▶ **INSTRUÇÃO 1**:
Reproduz fielmente, a partir dos registos, tudo desde a linha que contém "Text: $D_2$: $D_2$ [232, 135, 247, 150]" até à linha que contém "FancyBboxPatch shape [92, 257, 458, 277]", ambas incluídas.

::: TEXTO CITADO :::

As redes sociais online vieram tornar mais indistintas a vida pessoal e a vida profissional e isso levanta às empresas novos desafios que nem sempre são fáceis de superar. A existência de políticas de social media para os empregados pode ser um bom ponto de partida e uma ajuda valiosa.
Nos dias que correm não há empresa, pequena ou grande, em que não se fale de redes sociais, de social media. É natural. O lugar-comum de que, mesmo não estando lá, estamos − porque os nossos clientes, os nossos fornecedores, a nossa concorrência estão lá e, de uma forma ou de outra, falam de nós − é já um dado assumido. Mas a questão da presença nas redes deve ir muito além da página no Facebook e, ao contrário do que muitas vezes se pensa, implica trabalho, não só para fora da empresa mas também (e, na minha sincera opinião, deveria começar por aí) para dentro.
Um erro que muitas empresas cometem no que se refere à questão da presença nos social media é avançarem para a exposição sem uma clara definição de regras e papéis que os colaboradores devem assumir enquanto tal, quando online.
Infelizmente, ainda é muito comum encontrar situações em que os colaboradores não têm conhecimento da presença da empresa nas redes sociais, o que claramente denota uma falha na comunicação interna mas, bem mais grave do que isso, é a situação em que, conhecendo as ações da marca nas redes sociais, os colaboradores não sabem o que fazer relativamente às mesmas, pois nunca lhes foi dito.
Digo que esta situação é mais grave pois enquanto o desconhecimento da presença da empresa nas redes sociais de alguma forma pode desculpar a inação, o medo de dizer algo por parte de um colaborador só pode contribuir para um deteriorar da imagem da empresa, pois o que fica por esclarecer (e nenhum colaborador vai dizer em público «não o ajudo pois não sei se o posso ajudar») − os não ditos − pode, e dá muitas vezes, azo a interpretações erradas e prejudiciais. «Então o André trabalha naquela empresa e não diz nada sobre o problema? Se calhar, quem se queixa tem razão e ele não se quer meter…».
Não era o caso. O André só não sabe se se pode «meter» ou não. Não sabe se alguém na empresa em que trabalha o vai chamar no dia seguinte dizendo que ele não tinha autorização para falar em nome da empresa, não sabe se vai arranjar problemas para o seu lado…
Como estabelecer e comunicar as políticas de social media na empresa, os empregadores do André teriam ganho, numa situação como a que dou a entender acima, um advogado da empresa, um defensor, eventualmente um evangelista. Um, porque falamos do André, mas pensemos numa empresa com dezenas, centenas ou milhares de empregados e facilmente podemos imaginar um verdadeiro exército ao serviço da marca. E com a vantagem de cada um dos seus «soldados» contar com a confiança da sua audiência, pois, em muitas situações, os potenciais clientes não estariam a falar com o André, colaborador da empresa x, mas sim com o André, o seu amigo nas redes sociais, que também trabalha na empresa x, e isso faz toda a diferença.

::: REGISTOS DA TAREFA :::

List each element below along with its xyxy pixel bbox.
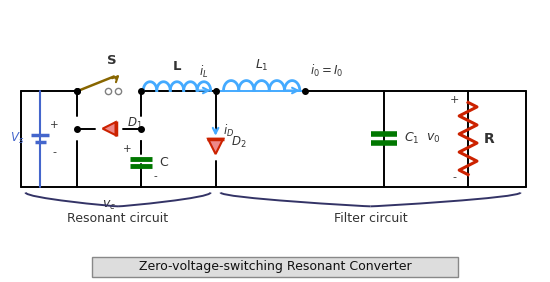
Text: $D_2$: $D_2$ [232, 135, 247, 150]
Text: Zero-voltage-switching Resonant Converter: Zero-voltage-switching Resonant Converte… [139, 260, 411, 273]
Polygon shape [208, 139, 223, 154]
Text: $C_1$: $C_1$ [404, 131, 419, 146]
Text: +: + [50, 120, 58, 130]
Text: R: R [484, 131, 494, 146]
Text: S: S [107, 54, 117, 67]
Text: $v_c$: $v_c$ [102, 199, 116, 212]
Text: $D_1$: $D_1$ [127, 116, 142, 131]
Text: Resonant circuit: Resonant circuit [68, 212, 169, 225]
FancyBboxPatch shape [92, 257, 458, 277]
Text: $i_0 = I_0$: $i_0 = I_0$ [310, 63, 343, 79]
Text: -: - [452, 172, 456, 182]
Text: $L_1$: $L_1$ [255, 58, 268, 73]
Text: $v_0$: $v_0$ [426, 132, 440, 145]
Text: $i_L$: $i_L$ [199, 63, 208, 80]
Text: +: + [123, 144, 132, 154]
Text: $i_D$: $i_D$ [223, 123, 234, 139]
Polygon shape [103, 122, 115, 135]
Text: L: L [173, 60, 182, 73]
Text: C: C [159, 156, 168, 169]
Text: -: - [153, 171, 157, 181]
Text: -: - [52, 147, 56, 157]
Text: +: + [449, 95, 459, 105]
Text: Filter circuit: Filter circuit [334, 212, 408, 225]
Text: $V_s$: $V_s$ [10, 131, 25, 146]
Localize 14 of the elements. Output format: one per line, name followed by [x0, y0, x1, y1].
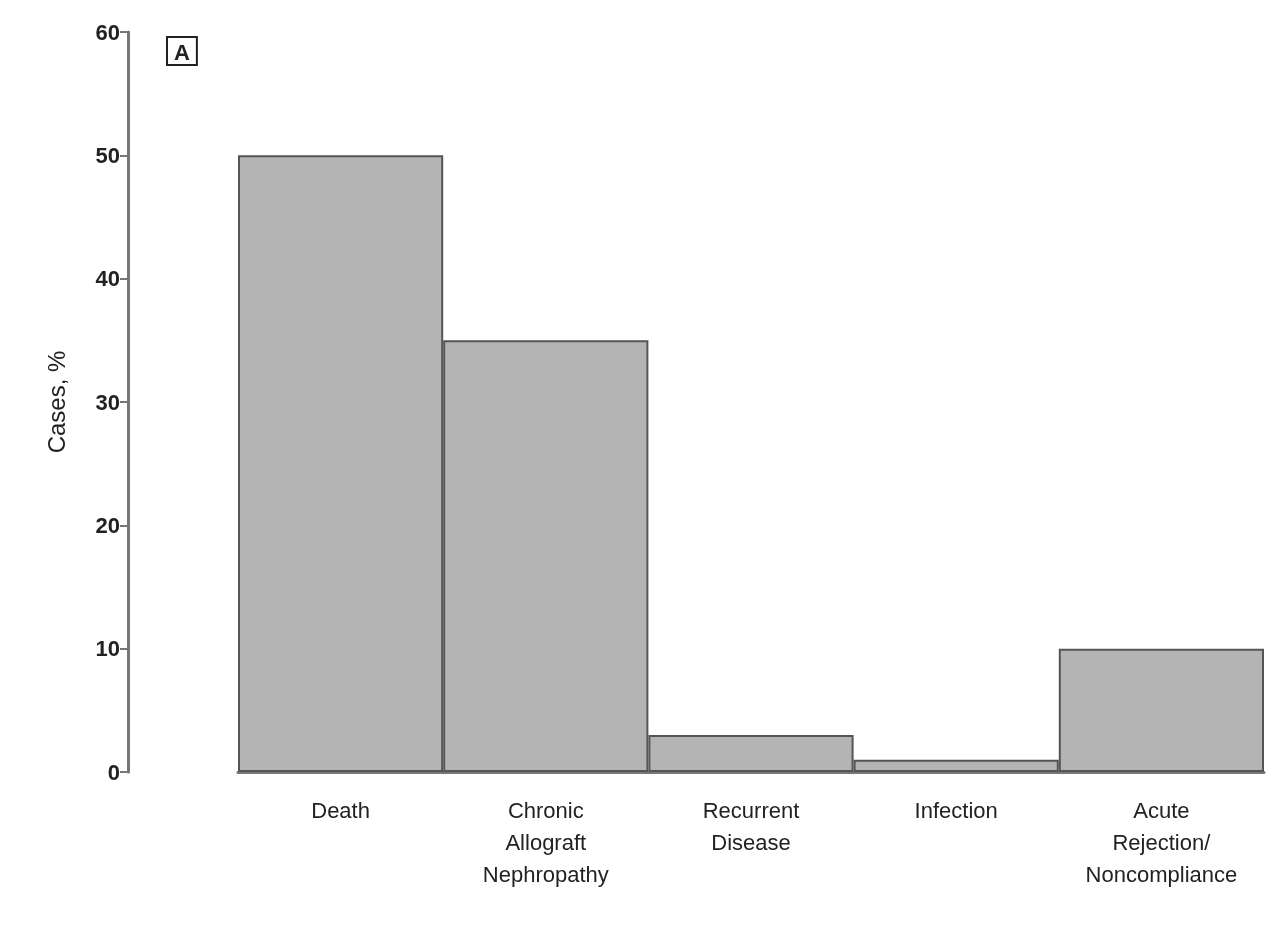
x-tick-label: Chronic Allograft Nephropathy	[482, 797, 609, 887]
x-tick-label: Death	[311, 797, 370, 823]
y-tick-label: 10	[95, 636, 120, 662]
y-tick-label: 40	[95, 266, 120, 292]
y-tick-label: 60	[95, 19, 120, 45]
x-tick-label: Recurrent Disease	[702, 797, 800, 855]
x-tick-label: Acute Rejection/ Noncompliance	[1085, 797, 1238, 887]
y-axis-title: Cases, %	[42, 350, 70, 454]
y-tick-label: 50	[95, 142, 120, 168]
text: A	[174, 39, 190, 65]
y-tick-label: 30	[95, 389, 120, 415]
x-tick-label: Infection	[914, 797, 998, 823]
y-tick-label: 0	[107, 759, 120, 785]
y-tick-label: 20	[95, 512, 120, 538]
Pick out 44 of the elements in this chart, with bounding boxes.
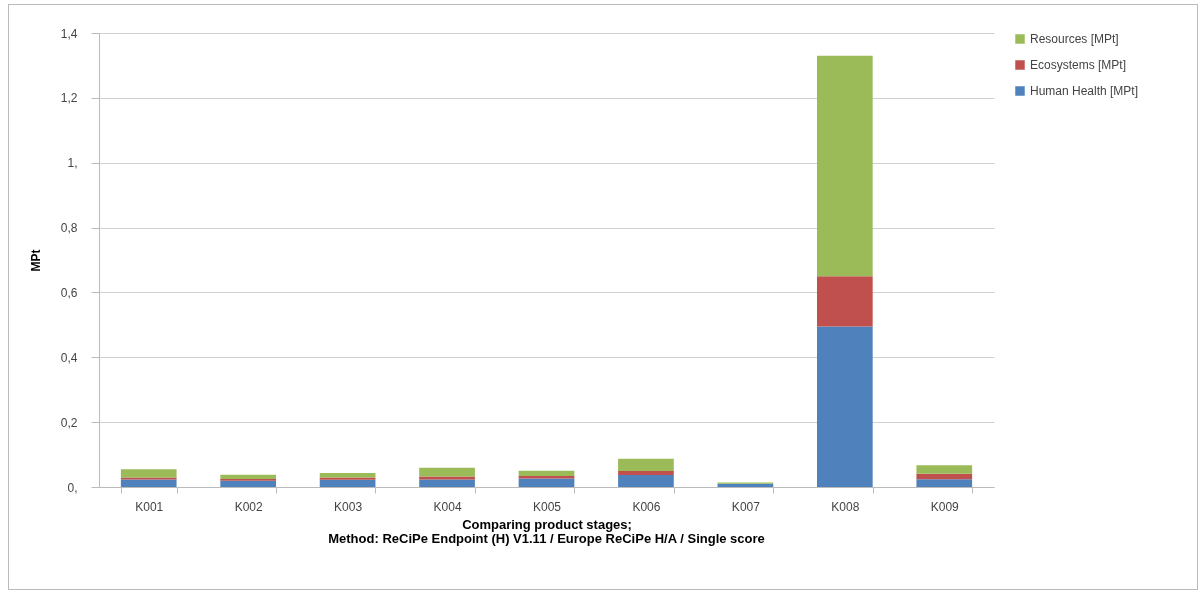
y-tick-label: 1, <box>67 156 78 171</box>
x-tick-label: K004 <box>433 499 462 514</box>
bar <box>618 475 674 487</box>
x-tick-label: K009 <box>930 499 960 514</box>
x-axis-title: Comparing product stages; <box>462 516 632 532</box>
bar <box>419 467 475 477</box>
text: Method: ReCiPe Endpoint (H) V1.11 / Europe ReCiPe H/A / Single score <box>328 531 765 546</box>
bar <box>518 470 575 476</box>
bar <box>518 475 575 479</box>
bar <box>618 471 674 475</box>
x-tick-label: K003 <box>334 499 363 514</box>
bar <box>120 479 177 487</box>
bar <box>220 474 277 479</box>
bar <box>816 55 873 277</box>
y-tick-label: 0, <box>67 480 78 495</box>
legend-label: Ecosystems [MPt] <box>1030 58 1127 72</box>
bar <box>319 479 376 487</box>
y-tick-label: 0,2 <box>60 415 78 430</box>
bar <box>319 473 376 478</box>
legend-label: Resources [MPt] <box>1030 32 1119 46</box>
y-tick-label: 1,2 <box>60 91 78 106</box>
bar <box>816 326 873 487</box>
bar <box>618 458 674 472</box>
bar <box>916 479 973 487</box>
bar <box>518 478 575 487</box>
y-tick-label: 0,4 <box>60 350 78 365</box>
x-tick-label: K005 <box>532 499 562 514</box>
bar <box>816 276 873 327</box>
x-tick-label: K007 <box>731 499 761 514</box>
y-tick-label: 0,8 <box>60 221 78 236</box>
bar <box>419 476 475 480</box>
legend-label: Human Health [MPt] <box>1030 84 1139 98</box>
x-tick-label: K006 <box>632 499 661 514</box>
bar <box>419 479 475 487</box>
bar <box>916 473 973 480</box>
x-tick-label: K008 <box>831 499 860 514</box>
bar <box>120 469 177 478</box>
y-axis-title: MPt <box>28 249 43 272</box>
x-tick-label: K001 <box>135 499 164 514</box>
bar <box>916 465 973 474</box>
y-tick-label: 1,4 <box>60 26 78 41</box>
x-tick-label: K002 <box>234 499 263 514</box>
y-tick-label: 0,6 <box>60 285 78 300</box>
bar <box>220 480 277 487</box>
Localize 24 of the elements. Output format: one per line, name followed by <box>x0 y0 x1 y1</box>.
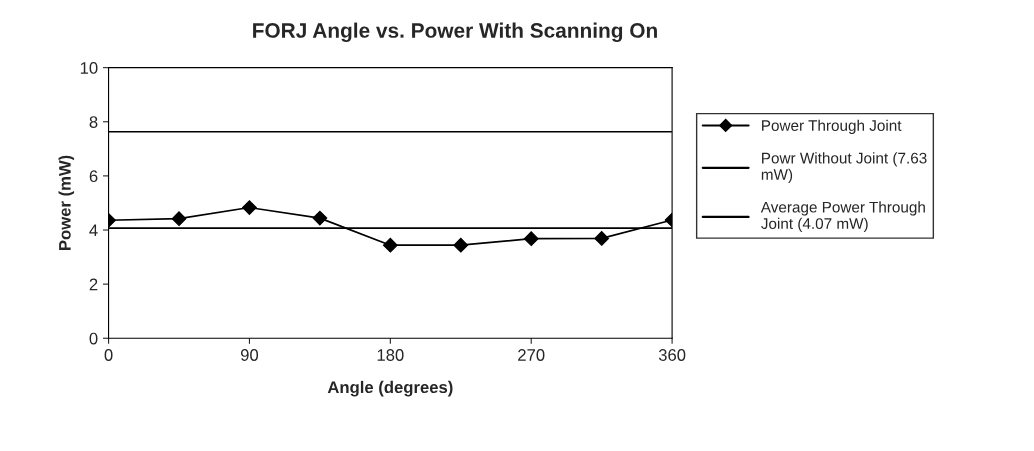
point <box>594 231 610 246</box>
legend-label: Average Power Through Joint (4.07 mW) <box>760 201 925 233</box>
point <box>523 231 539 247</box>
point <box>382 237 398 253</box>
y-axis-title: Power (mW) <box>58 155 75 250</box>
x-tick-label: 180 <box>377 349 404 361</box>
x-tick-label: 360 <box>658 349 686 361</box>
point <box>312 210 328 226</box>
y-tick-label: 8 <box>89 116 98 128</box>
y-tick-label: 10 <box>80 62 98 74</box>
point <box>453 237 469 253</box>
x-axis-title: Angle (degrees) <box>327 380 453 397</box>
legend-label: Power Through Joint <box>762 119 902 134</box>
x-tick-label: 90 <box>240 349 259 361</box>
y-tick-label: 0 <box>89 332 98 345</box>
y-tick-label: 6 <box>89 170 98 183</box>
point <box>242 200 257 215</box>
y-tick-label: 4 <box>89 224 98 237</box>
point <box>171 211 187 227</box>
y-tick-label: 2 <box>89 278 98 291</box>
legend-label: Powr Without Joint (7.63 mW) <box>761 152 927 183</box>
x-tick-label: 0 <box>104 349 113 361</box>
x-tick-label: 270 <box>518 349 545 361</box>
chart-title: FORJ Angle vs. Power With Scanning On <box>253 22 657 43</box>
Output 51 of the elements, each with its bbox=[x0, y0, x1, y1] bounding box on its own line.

:::

▶ **INSTRUÇÃO 2**:
No texto sobre as políticas de social media nas empresas, que erro cometem muitas empresas quanto à sua presença nos social media?

▶ **RESPOSTA CORRETA 1**:
Text: $D_2$: $D_2$ [232, 135, 247, 150]
Text: Zero-voltage-switching Resonant Converter: Zero-voltage-switching Resonant Converte… [139, 260, 411, 273]
Polygon shape [208, 139, 223, 154]
Text: $C_1$: $C_1$ [404, 131, 419, 146]
Text: +: + [50, 120, 58, 130]
Text: R: R [484, 131, 494, 146]
Text: S: S [107, 54, 117, 67]
Text: $v_c$: $v_c$ [102, 199, 116, 212]
Text: $D_1$: $D_1$ [127, 116, 142, 131]
Text: Resonant circuit: Resonant circuit [68, 212, 169, 225]
FancyBboxPatch shape [92, 257, 458, 277]

▶ **RESPOSTA CORRETA 2**:
Avançam para a exposição sem uma clara definição de regras e papéis que os colaboradores devem assumir quando estão online.